The Islamic Azad University, Damavand Branch (Persian: دانشگاه آزاد اسلامی، واحد دماوند, Dāneshgāh-e Āzād-e Eslāmi, Vāhed-e Damavand, also known as Azad University of Damavand and as Damavand Azad University) is a campus of Islamic Azad University system in Iran. It was established in 2002 with two major fields. This branch now has 54 fields – majors and more than 12,000 students at bachelor's, master's, and doctoral levels, located in the east of Tehran, It is one of the branches of the Azad University system.

== History ==
=== Damavand ===
Damavand is located approximately 60 km (37 mi) to the northeast of the capital city, Tehran.

===Islamic Azad University, Damavand Branch ===
Damavand Branch, Islamic Azad University was established in 2002 (1381 Iranian calendar) through the efforts of its administrators, faculty, and staff, without government funding and relying solely on student tuition fees. The branch began its activities with two academic programs (Computer and Accounting) and 292 students, under the founding presidency of Dr. Mahmoud Safari. Dr. Safari served as president of the university from its establishment until December 29, 2022 (8 Dey 1401).

# The task
Quote the text on the Damavand Branch of Islamic Azad University word for word, starting at the words "The Islamic Azad" and stopping after "Azad University system.".

# Extracted material

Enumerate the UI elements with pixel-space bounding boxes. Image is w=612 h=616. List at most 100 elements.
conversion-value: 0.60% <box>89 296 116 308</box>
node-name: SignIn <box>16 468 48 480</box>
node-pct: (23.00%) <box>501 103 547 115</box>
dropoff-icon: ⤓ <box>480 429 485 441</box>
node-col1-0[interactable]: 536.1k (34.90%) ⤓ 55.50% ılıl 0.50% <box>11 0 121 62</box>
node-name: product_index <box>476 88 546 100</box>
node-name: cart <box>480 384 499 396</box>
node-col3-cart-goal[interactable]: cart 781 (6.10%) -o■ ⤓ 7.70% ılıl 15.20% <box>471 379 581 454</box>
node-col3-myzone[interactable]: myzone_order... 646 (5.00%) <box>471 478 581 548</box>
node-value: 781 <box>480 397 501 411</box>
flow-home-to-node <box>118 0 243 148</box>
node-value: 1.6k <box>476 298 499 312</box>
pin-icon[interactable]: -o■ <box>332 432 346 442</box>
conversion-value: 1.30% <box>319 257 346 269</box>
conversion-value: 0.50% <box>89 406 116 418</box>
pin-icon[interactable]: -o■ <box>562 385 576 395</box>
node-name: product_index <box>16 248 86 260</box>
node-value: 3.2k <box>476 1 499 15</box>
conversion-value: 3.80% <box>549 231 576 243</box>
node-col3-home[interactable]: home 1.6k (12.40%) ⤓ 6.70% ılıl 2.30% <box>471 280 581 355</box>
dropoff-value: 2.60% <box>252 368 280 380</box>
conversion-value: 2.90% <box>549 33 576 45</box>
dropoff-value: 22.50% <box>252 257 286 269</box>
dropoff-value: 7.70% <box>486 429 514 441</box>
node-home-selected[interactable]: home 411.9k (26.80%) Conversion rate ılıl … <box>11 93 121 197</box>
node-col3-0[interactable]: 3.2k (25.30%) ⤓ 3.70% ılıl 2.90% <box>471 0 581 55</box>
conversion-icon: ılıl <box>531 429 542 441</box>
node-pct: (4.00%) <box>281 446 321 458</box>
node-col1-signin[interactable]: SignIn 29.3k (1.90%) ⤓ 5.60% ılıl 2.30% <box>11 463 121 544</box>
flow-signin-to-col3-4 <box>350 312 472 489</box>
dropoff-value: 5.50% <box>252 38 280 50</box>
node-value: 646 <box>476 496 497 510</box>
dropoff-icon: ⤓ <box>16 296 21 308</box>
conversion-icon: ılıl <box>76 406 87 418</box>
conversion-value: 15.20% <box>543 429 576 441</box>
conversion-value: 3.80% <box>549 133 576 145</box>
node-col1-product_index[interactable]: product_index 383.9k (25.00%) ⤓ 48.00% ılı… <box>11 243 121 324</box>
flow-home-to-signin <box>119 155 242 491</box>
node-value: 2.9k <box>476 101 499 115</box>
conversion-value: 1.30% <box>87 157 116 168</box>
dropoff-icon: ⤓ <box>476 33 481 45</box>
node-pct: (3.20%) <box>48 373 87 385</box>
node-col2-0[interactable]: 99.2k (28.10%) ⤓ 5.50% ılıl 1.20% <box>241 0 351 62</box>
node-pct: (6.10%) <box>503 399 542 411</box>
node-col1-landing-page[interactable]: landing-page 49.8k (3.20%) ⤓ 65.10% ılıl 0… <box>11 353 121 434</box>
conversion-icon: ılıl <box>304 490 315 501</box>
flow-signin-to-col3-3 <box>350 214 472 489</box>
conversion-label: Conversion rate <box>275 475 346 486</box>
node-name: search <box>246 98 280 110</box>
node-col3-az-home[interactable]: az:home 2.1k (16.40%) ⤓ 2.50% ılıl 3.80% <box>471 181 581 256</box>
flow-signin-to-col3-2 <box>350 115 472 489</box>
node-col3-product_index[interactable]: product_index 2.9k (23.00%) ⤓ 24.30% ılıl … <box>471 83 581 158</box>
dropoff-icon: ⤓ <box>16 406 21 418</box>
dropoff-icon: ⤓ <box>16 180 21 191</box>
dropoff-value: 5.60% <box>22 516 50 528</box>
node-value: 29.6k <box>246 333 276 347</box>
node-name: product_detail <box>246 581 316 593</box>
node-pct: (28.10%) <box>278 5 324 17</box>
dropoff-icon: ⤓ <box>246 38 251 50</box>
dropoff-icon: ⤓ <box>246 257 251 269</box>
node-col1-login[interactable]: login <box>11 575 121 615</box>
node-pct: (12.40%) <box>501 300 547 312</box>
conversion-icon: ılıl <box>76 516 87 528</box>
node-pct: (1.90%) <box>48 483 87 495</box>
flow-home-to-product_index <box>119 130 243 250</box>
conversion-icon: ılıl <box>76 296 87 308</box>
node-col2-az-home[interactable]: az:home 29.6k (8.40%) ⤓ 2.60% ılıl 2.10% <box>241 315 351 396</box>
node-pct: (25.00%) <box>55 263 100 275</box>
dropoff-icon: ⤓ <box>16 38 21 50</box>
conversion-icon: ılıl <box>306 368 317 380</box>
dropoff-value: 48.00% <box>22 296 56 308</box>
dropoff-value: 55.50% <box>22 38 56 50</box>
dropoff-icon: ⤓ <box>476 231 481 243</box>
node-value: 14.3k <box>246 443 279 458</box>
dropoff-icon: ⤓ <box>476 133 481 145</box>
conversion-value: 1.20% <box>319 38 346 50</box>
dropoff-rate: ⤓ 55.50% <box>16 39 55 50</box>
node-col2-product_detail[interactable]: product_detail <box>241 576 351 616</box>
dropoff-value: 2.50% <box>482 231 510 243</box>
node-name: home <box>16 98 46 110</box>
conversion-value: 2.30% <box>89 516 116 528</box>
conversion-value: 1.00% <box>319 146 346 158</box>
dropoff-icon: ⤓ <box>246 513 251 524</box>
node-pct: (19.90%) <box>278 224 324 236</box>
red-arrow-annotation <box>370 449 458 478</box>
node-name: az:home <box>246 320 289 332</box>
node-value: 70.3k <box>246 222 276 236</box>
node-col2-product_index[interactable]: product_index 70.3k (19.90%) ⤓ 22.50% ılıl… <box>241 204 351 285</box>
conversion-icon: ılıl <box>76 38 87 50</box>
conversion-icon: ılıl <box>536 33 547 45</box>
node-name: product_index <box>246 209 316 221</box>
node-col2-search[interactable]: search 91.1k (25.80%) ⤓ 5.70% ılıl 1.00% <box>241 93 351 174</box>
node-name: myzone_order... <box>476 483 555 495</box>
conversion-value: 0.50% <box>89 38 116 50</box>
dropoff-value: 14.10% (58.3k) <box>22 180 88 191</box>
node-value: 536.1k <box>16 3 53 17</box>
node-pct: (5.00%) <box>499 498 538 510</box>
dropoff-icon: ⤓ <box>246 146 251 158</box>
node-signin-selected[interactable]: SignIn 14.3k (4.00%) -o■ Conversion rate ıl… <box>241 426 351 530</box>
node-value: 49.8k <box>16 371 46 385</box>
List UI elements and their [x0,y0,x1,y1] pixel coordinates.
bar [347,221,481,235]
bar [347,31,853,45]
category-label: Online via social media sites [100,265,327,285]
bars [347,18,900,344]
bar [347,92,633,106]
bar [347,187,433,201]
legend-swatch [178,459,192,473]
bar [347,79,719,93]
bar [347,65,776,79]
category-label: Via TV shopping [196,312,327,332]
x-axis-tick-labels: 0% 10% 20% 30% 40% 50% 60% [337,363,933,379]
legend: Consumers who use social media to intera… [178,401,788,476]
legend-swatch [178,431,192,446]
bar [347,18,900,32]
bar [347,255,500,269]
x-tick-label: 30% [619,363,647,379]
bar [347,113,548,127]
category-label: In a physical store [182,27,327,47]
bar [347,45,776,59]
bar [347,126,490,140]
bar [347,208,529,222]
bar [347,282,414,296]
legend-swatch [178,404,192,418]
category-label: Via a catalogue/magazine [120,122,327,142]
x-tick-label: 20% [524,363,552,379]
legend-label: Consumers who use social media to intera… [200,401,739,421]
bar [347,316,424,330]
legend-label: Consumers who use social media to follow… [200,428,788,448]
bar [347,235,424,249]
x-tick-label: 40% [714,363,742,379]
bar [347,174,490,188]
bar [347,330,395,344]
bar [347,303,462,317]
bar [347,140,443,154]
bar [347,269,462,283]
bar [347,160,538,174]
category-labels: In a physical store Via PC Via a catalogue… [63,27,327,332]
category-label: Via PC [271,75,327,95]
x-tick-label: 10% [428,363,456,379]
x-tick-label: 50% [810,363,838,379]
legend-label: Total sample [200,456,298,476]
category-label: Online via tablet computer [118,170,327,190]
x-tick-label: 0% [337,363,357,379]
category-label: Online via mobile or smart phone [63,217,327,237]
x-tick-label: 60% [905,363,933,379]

# Exercise solution
The Islamic Azad University, Damavand Branch (Persian: دانشگاه آزاد اسلامی، واحد دماوند, Dāneshgāh-e Āzād-e Eslāmi, Vāhed-e Damavand, also known as Azad University of Damavand and as Damavand Azad University) is a campus of Islamic Azad University system in Iran. It was established in 2002 with two major fields. This branch now has 54 fields – majors and more than 12,000 students at bachelor's, master's, and doctoral levels, located in the east of Tehran, It is one of the branches of the Azad University system.